__WRITTEN EXERCISE__.
State the number of lines in these records that include the word "alpha", and add nothing to it.

/---

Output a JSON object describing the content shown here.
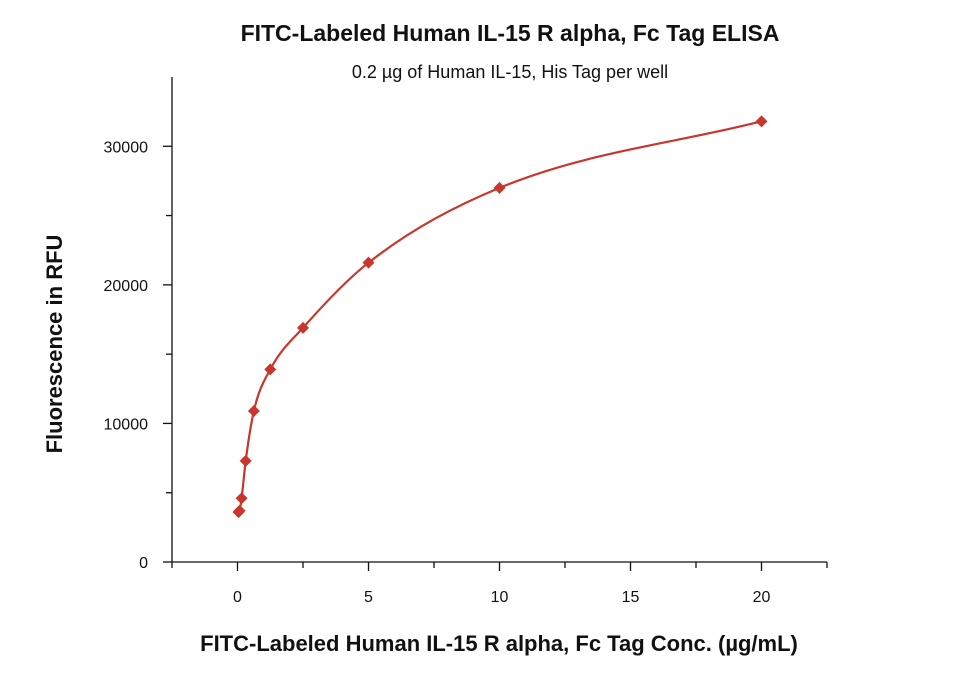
{
  "chart_data": {
    "type": "scatter",
    "title": "FITC-Labeled Human IL-15 R alpha, Fc Tag ELISA",
    "subtitle": "0.2 µg of Human IL-15, His Tag per well",
    "xlabel": "FITC-Labeled Human IL-15 R alpha, Fc Tag Conc. (µg/mL)",
    "ylabel": "Fluorescence in RFU",
    "xlim": [
      -2.5,
      22.5
    ],
    "ylim": [
      0,
      35000
    ],
    "x_ticks": [
      0,
      5,
      10,
      15,
      20
    ],
    "y_ticks": [
      0,
      10000,
      20000,
      30000
    ],
    "x_minor_ticks": [
      -2.5,
      2.5,
      7.5,
      12.5,
      17.5,
      22.5
    ],
    "y_minor_ticks": [
      5000,
      15000,
      25000
    ],
    "grid": false,
    "legend": "none",
    "series": [
      {
        "x": [
          0.039,
          0.078,
          0.156,
          0.3125,
          0.625,
          1.25,
          2.5,
          5,
          10,
          20
        ],
        "y": [
          3600,
          3700,
          4600,
          7300,
          10900,
          13900,
          16900,
          21600,
          27000,
          31800
        ],
        "fit_curve": "4-parameter logistic",
        "marker": "diamond"
      }
    ],
    "colors": {
      "series": "#c8372d",
      "axis": "#111111"
    }
  }
}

\---

__TASK RESPONSE__.
2